- **Exercise task**
Copy every record below exactly as written, but leave out the pictures.

begin Data for this exercise

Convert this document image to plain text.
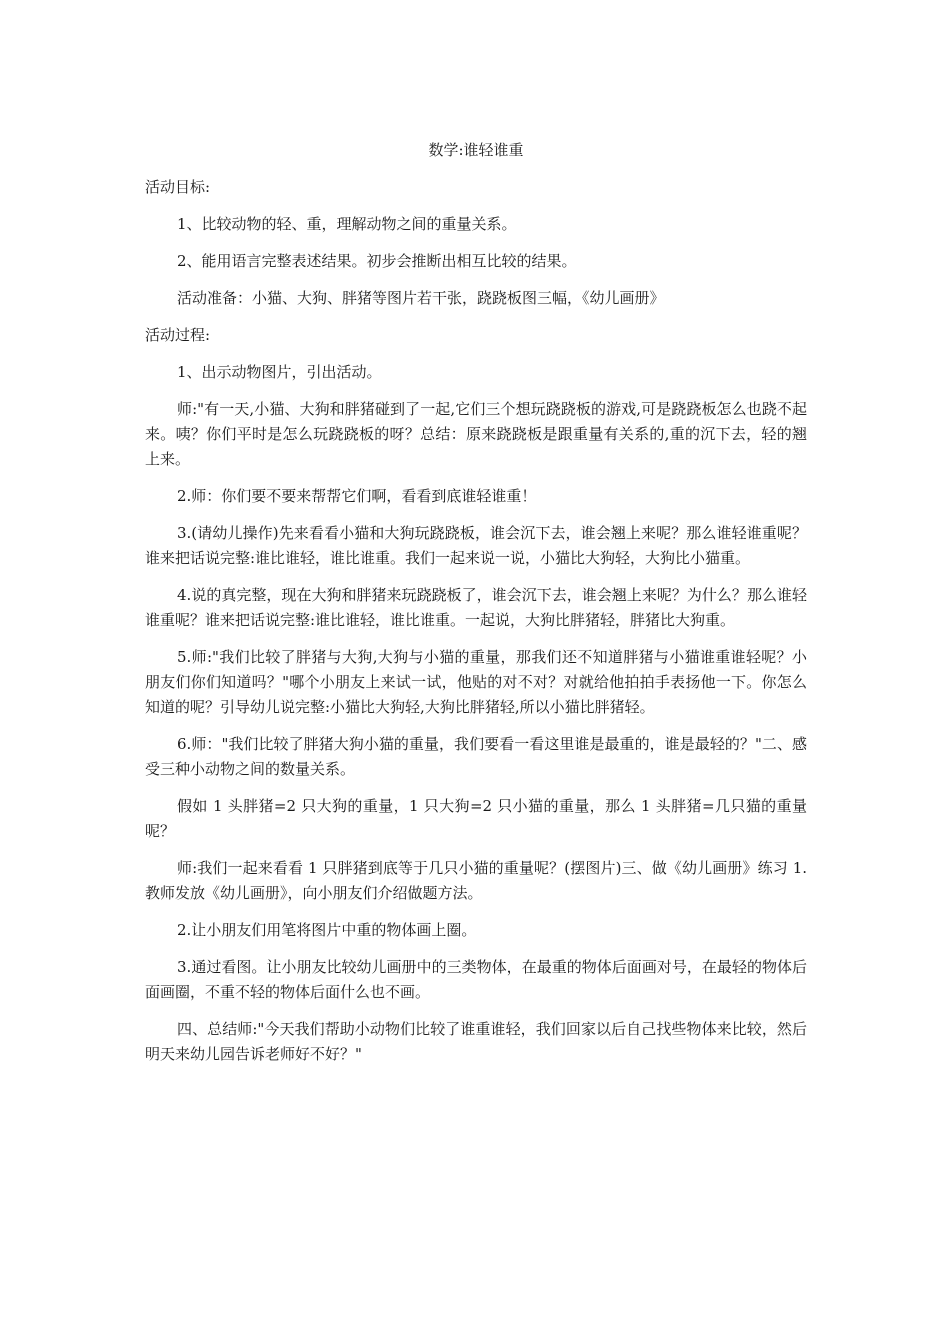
数学:谁轻谁重
活动目标:

1、比较动物的轻、重，理解动物之间的重量关系。

2、能用语言完整表述结果。初步会推断出相互比较的结果。

活动准备：小猫、大狗、胖猪等图片若干张，跷跷板图三幅，《幼儿画册》

活动过程:

1、出示动物图片，引出活动。

师:"有一天,小猫、大狗和胖猪碰到了一起,它们三个想玩跷跷板的游戏,可是跷跷板怎么也跷不起来。咦？你们平时是怎么玩跷跷板的呀？总结：原来跷跷板是跟重量有关系的,重的沉下去，轻的翘上来。

2.师：你们要不要来帮帮它们啊，看看到底谁轻谁重！

3.(请幼儿操作)先来看看小猫和大狗玩跷跷板，谁会沉下去，谁会翘上来呢？那么谁轻谁重呢？谁来把话说完整:谁比谁轻，谁比谁重。我们一起来说一说，小猫比大狗轻，大狗比小猫重。

4.说的真完整，现在大狗和胖猪来玩跷跷板了，谁会沉下去，谁会翘上来呢？为什么？那么谁轻谁重呢？谁来把话说完整:谁比谁轻，谁比谁重。一起说，大狗比胖猪轻，胖猪比大狗重。

5.师:"我们比较了胖猪与大狗,大狗与小猫的重量，那我们还不知道胖猪与小猫谁重谁轻呢？小朋友们你们知道吗？"哪个小朋友上来试一试，他贴的对不对？对就给他拍拍手表扬他一下。你怎么知道的呢？引导幼儿说完整:小猫比大狗轻,大狗比胖猪轻,所以小猫比胖猪轻。

6.师："我们比较了胖猪大狗小猫的重量，我们要看一看这里谁是最重的，谁是最轻的？"二、感受三种小动物之间的数量关系。

假如 1 头胖猪=2 只大狗的重量，1 只大狗=2 只小猫的重量，那么 1 头胖猪=几只猫的重量呢？

师:我们一起来看看 1 只胖猪到底等于几只小猫的重量呢？(摆图片)三、做《幼儿画册》练习 1.教师发放《幼儿画册》，向小朋友们介绍做题方法。

2.让小朋友们用笔将图片中重的物体画上圈。

3.通过看图。让小朋友比较幼儿画册中的三类物体，在最重的物体后面画对号，在最轻的物体后面画圈，不重不轻的物体后面什么也不画。

四、总结师:"今天我们帮助小动物们比较了谁重谁轻，我们回家以后自己找些物体来比较，然后明天来幼儿园告诉老师好不好？"
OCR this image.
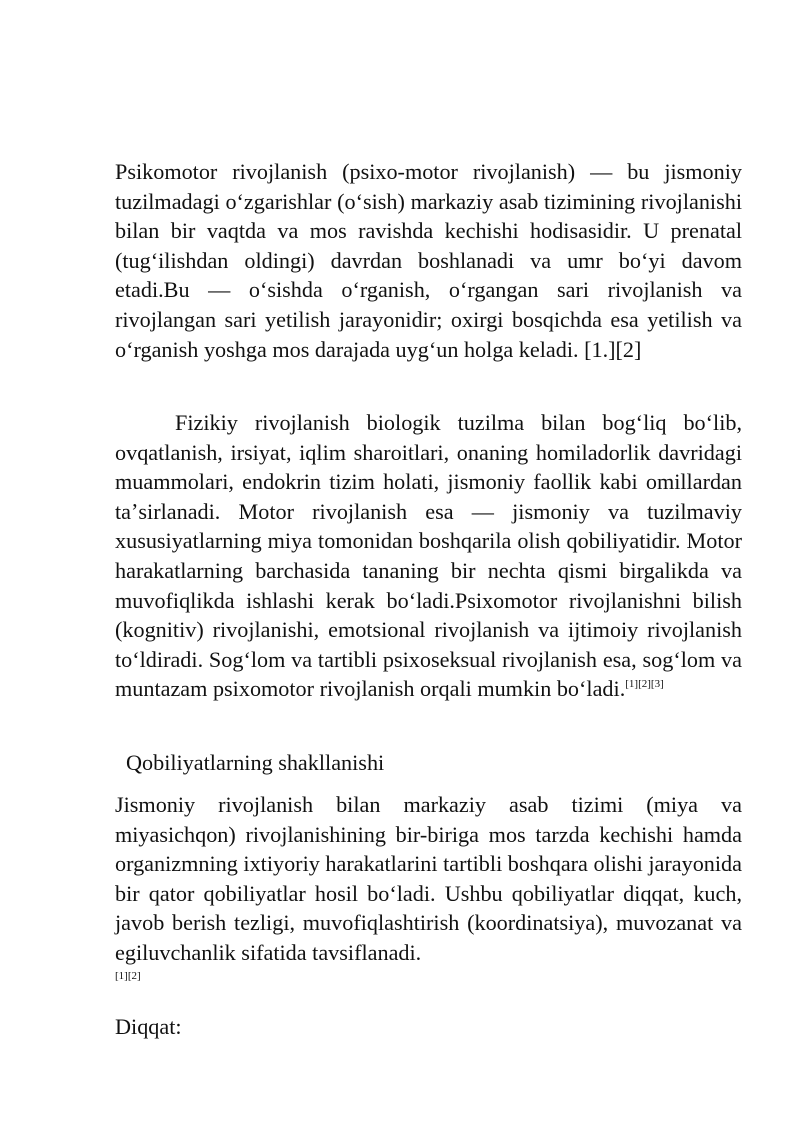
Psikomotor rivojlanish (psixo-motor rivojlanish) — bu jismoniy tuzilmadagi oʻzgarishlar (oʻsish) markaziy asab tizimining rivojlanishi bilan bir vaqtda va mos ravishda kechishi hodisasidir. U prenatal (tugʻilishdan oldingi) davrdan boshlanadi va umr boʻyi davom etadi.Bu — oʻsishda oʻrganish, oʻrgangan sari rivojlanish va rivojlangan sari yetilish jarayonidir; oxirgi bosqichda esa yetilish va oʻrganish yoshga mos darajada uygʻun holga keladi. [1.][2]

Fizikiy rivojlanish biologik tuzilma bilan bogʻliq boʻlib, ovqatlanish, irsiyat, iqlim sharoitlari, onaning homiladorlik davridagi muammolari, endokrin tizim holati, jismoniy faollik kabi omillardan taʼsirlanadi. Motor rivojlanish esa — jismoniy va tuzilmaviy xususiyatlarning miya tomonidan boshqarila olish qobiliyatidir. Motor harakatlarning barchasida tananing bir nechta qismi birgalikda va muvofiqlikda ishlashi kerak boʻladi.Psixomotor rivojlanishni bilish (kognitiv) rivojlanishi, emotsional rivojlanish va ijtimoiy rivojlanish toʻldiradi. Sogʻlom va tartibli psixoseksual rivojlanish esa, sogʻlom va muntazam psixomotor rivojlanish orqali mumkin boʻladi.[1][2][3]

Qobiliyatlarning shakllanishi

Jismoniy rivojlanish bilan markaziy asab tizimi (miya va miyasichqon) rivojlanishining bir-biriga mos tarzda kechishi hamda organizmning ixtiyoriy harakatlarini tartibli boshqara olishi jarayonida bir qator qobiliyatlar hosil boʻladi. Ushbu qobiliyatlar diqqat, kuch, javob berish tezligi, muvofiqlashtirish (koordinatsiya), muvozanat va egiluvchanlik sifatida tavsiflanadi.
[1][2]

Diqqat:
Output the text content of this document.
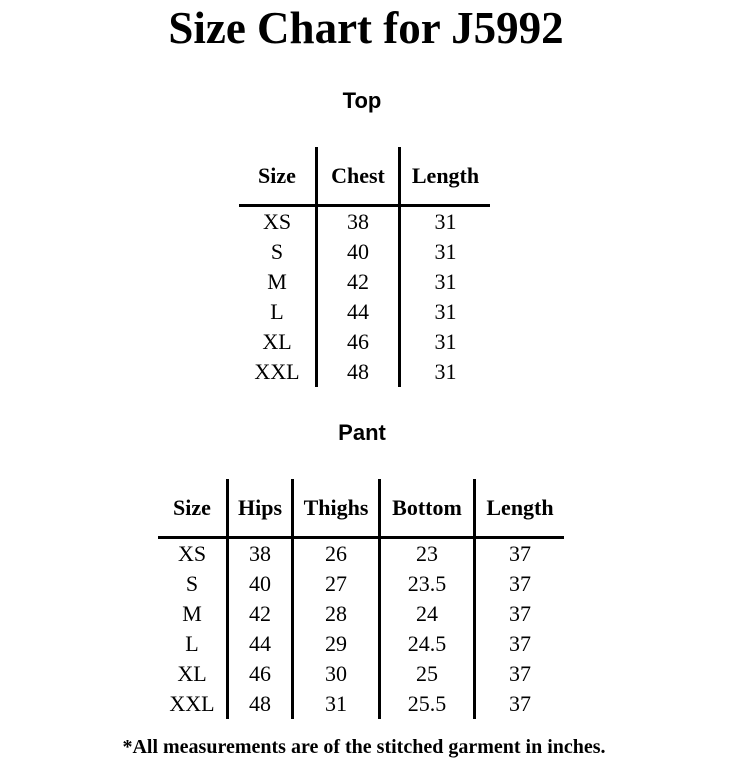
Size Chart for J5992
Top
Size	Chest	Length
XS	38	31
S	40	31
M	42	31
L	44	31
XL	46	31
XXL	48	31
Pant
Size	Hips	Thighs	Bottom	Length
XS	38	26	23	37
S	40	27	23.5	37
M	42	28	24	37
L	44	29	24.5	37
XL	46	30	25	37
XXL	48	31	25.5	37

*All measurements are of the stitched garment in inches.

end Data for this exercise

- **Output for this exercise**
Convert this document image to plain text.
数学:谁轻谁重
活动目标:

1、比较动物的轻、重，理解动物之间的重量关系。

2、能用语言完整表述结果。初步会推断出相互比较的结果。

活动准备：小猫、大狗、胖猪等图片若干张，跷跷板图三幅，《幼儿画册》

活动过程:

1、出示动物图片，引出活动。

师:"有一天,小猫、大狗和胖猪碰到了一起,它们三个想玩跷跷板的游戏,可是跷跷板怎么也跷不起来。咦？你们平时是怎么玩跷跷板的呀？总结：原来跷跷板是跟重量有关系的,重的沉下去，轻的翘上来。

2.师：你们要不要来帮帮它们啊，看看到底谁轻谁重！

3.(请幼儿操作)先来看看小猫和大狗玩跷跷板，谁会沉下去，谁会翘上来呢？那么谁轻谁重呢？谁来把话说完整:谁比谁轻，谁比谁重。我们一起来说一说，小猫比大狗轻，大狗比小猫重。

4.说的真完整，现在大狗和胖猪来玩跷跷板了，谁会沉下去，谁会翘上来呢？为什么？那么谁轻谁重呢？谁来把话说完整:谁比谁轻，谁比谁重。一起说，大狗比胖猪轻，胖猪比大狗重。

5.师:"我们比较了胖猪与大狗,大狗与小猫的重量，那我们还不知道胖猪与小猫谁重谁轻呢？小朋友们你们知道吗？"哪个小朋友上来试一试，他贴的对不对？对就给他拍拍手表扬他一下。你怎么知道的呢？引导幼儿说完整:小猫比大狗轻,大狗比胖猪轻,所以小猫比胖猪轻。

6.师："我们比较了胖猪大狗小猫的重量，我们要看一看这里谁是最重的，谁是最轻的？"二、感受三种小动物之间的数量关系。

假如 1 头胖猪=2 只大狗的重量，1 只大狗=2 只小猫的重量，那么 1 头胖猪=几只猫的重量呢？

师:我们一起来看看 1 只胖猪到底等于几只小猫的重量呢？(摆图片)三、做《幼儿画册》练习 1.教师发放《幼儿画册》，向小朋友们介绍做题方法。

2.让小朋友们用笔将图片中重的物体画上圈。

3.通过看图。让小朋友比较幼儿画册中的三类物体，在最重的物体后面画对号，在最轻的物体后面画圈，不重不轻的物体后面什么也不画。

四、总结师:"今天我们帮助小动物们比较了谁重谁轻，我们回家以后自己找些物体来比较，然后明天来幼儿园告诉老师好不好？"
OCR this image.
Psikomotor rivojlanish (psixo-motor rivojlanish) — bu jismoniy tuzilmadagi oʻzgarishlar (oʻsish) markaziy asab tizimining rivojlanishi bilan bir vaqtda va mos ravishda kechishi hodisasidir. U prenatal (tugʻilishdan oldingi) davrdan boshlanadi va umr boʻyi davom etadi.Bu — oʻsishda oʻrganish, oʻrgangan sari rivojlanish va rivojlangan sari yetilish jarayonidir; oxirgi bosqichda esa yetilish va oʻrganish yoshga mos darajada uygʻun holga keladi. [1.][2]

Fizikiy rivojlanish biologik tuzilma bilan bogʻliq boʻlib, ovqatlanish, irsiyat, iqlim sharoitlari, onaning homiladorlik davridagi muammolari, endokrin tizim holati, jismoniy faollik kabi omillardan taʼsirlanadi. Motor rivojlanish esa — jismoniy va tuzilmaviy xususiyatlarning miya tomonidan boshqarila olish qobiliyatidir. Motor harakatlarning barchasida tananing bir nechta qismi birgalikda va muvofiqlikda ishlashi kerak boʻladi.Psixomotor rivojlanishni bilish (kognitiv) rivojlanishi, emotsional rivojlanish va ijtimoiy rivojlanish toʻldiradi. Sogʻlom va tartibli psixoseksual rivojlanish esa, sogʻlom va muntazam psixomotor rivojlanish orqali mumkin boʻladi.[1][2][3]

Qobiliyatlarning shakllanishi

Jismoniy rivojlanish bilan markaziy asab tizimi (miya va miyasichqon) rivojlanishining bir-biriga mos tarzda kechishi hamda organizmning ixtiyoriy harakatlarini tartibli boshqara olishi jarayonida bir qator qobiliyatlar hosil boʻladi. Ushbu qobiliyatlar diqqat, kuch, javob berish tezligi, muvofiqlashtirish (koordinatsiya), muvozanat va egiluvchanlik sifatida tavsiflanadi.
[1][2]

Diqqat:
Output the text content of this document.
Size Chart for J5992
Top
Size	Chest	Length
XS	38	31
S	40	31
M	42	31
L	44	31
XL	46	31
XXL	48	31
Pant
Size	Hips	Thighs	Bottom	Length
XS	38	26	23	37
S	40	27	23.5	37
M	42	28	24	37
L	44	29	24.5	37
XL	46	30	25	37
XXL	48	31	25.5	37

*All measurements are of the stitched garment in inches.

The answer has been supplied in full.